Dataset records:
********
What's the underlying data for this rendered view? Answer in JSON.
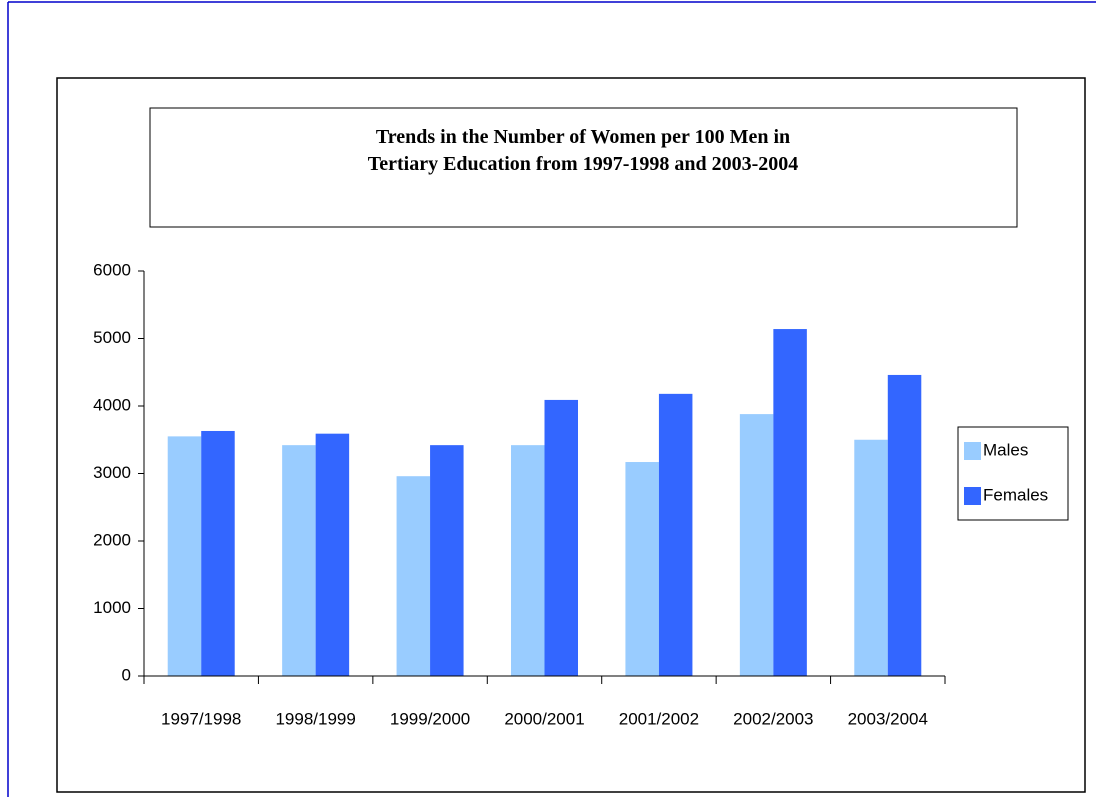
{
  "chart_data": {
    "type": "bar",
    "title": "Trends in the Number of Women per 100 Men in Tertiary Education from 1997-1998 and 2003-2004",
    "categories": [
      "1997/1998",
      "1998/1999",
      "1999/2000",
      "2000/2001",
      "2001/2002",
      "2002/2003",
      "2003/2004"
    ],
    "series": [
      {
        "name": "Males",
        "color": "#99ccff",
        "values": [
          3550,
          3420,
          2960,
          3420,
          3170,
          3880,
          3500
        ]
      },
      {
        "name": "Females",
        "color": "#3366ff",
        "values": [
          3630,
          3590,
          3420,
          4090,
          4180,
          5140,
          4460
        ]
      }
    ],
    "ylim": [
      0,
      6000
    ],
    "yticks": [
      0,
      1000,
      2000,
      3000,
      4000,
      5000,
      6000
    ],
    "grid": false,
    "legend": "right"
  }
}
********
Without the pictures, return the entries exactly as they appear.

What's the underlying data for this rendered view? Answer in JSON.
{
  "chart_data": {
    "type": "bar",
    "title": "Trends in the Number of Women per 100 Men in Tertiary Education from 1997-1998 and 2003-2004",
    "categories": [
      "1997/1998",
      "1998/1999",
      "1999/2000",
      "2000/2001",
      "2001/2002",
      "2002/2003",
      "2003/2004"
    ],
    "series": [
      {
        "name": "Males",
        "color": "#99ccff",
        "values": [
          3550,
          3420,
          2960,
          3420,
          3170,
          3880,
          3500
        ]
      },
      {
        "name": "Females",
        "color": "#3366ff",
        "values": [
          3630,
          3590,
          3420,
          4090,
          4180,
          5140,
          4460
        ]
      }
    ],
    "ylim": [
      0,
      6000
    ],
    "yticks": [
      0,
      1000,
      2000,
      3000,
      4000,
      5000,
      6000
    ],
    "grid": false,
    "legend": "right"
  }
}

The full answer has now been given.